» **Your objective**: According to the passage on defibrillator adaptors, what is the most common cause of sudden cardiac arrest?

» **Passage**:
>>

Getting rapid and appropriate medical care requires that several things occur. First, it requires that one knows the signs of a heart attack, and seeks medical help the moment one thinks one might be having a heart attack. Second, it requires that the medical personnel who are caring for you do the right things, and do them quickly. Third, medical care must be adequate and continuous until the danger from the heart attack subsides.

The use of an automated external defibrillator (AED) on a person who is having sudden cardiac arrest (SCA) may save the person's life. The most common cause of SCA is art arrhythmia called ventricular fibrillation wherein the ventricles don't beat normally. Rather, the ventricles quiver very rapidly and irregularly. Another arrhythmia that may lead to SCA is ventricular tachycardia wherein a fast, regular beating of the ventricles may last for a few seconds or much longer. In people who have either of these arrhythmias, an electric shock from an AED can restore the heart's normal rhythm (if done within minutes of the onset of SCA). The patient should be continuously monitored before during and after these events in case additional shock is needed.

In some circumstances, if an individual is having a SCA, the individual may suddenly collapse and lose consciousness. Alternatively and/or additionally, the person may be unconscious and unable to respond when called or shaken. The person may not be breathing, or they may have an abnormal breathing pattern. Generally, a pulse may not be present. Moreover, the person's skin may acquire a dark or blue tint from lack of oxygen. Also, the person, may not move, or his or her movements may look like a seizure (spasms).

Rapidly applying electrodes and leads to a potential SCA individual and using an AED will allow emergency medical personnel to check the person's heart rhythm and determine whether an electric shock is needed to try to restore a normal rhythm. The electronic shock may in some cases be applied by emergency medical technicians (EMTs) prior to heading to, or alternatively, on the way to an emergency medical care facility (e.g., a hospital). Additionally and/or alternatively, a shock may be applied once the patient has arrived at the emergency care facility. However, one problem that may occur is if the emergency medical care facility has different EKG machines and/or different defibrillators from the EMTs that transfer the patient to the hospital. This will often require the removal of electrodes and/or leads and from the patient and having new ones employed. The removal and re-applying of electrodes adds time to a patient's care in which time is of the essence. A failure to adapt the patient quickly to different machines may prove to be fatal. The present invention has been developed with these shortcomings in mind.

BRIEF SUMMARY OF THE INVENTION

The present invention relates to a universal adaptor for defibrillators and electrocardiograms that allow a plurality of different defibrillators and electrocardiograms to be attached to electrodes and/or leads that are attached to patients. The present invention also relates to methods of saving a person's life who has undergone or may be likely to undergo a heart attack wherein the method, employs the universal adaptor of the present invention.

BRIEF DESCRIPTION OF THE SEVERAL VIEWS OF THE DRAWING

FIG. 1 shows a plug portion and a corresponding plug receiving portion for an embodiment that does not require a universal adaptor.

FIG. 2 shows a universal adaptor and a plug portion and a corresponding plug receiving portion for an embodiment that requires a universal adaptor.

FIG. 3 shows a universal adaptor that has 12 faces on it.

<<

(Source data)
>>

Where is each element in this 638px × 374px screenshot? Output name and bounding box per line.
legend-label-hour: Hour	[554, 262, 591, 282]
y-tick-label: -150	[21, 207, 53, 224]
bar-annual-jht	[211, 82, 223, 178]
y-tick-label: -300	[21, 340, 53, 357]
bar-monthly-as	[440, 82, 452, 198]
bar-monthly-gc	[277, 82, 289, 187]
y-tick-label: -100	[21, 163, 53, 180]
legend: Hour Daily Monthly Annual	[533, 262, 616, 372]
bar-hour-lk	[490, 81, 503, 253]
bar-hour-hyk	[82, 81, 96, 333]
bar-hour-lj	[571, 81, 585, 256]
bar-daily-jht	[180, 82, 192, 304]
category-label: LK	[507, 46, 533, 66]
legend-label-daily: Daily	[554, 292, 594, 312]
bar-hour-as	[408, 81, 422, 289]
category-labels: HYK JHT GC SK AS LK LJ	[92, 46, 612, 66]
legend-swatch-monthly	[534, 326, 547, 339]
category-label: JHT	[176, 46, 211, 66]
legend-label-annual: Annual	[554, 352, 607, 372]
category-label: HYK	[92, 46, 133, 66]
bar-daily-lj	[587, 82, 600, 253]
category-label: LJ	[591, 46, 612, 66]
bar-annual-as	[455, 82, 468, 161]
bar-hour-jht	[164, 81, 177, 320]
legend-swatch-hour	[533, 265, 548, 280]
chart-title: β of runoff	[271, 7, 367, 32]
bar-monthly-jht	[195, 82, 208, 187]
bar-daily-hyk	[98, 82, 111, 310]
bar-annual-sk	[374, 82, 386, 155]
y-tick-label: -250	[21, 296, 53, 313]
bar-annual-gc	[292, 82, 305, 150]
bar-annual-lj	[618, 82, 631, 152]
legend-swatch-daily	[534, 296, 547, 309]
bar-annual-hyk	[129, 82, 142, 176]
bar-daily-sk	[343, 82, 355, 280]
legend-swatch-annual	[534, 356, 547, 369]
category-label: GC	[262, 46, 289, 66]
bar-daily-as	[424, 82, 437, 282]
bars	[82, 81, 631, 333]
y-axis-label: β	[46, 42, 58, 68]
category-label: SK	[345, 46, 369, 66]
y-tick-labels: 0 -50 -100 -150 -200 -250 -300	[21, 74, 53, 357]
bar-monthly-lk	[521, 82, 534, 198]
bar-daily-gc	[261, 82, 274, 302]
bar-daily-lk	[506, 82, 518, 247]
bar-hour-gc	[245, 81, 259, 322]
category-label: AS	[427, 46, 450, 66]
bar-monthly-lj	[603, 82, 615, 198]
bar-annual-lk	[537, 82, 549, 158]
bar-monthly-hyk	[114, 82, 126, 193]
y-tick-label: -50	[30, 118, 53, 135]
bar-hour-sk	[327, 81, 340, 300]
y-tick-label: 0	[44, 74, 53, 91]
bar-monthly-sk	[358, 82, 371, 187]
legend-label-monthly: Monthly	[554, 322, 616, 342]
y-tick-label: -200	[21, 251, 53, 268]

<<

» **Response below**: Ventricular fibrillation, an arrhythmia in which the ventricles quiver very rapidly and irregularly instead of beating normally.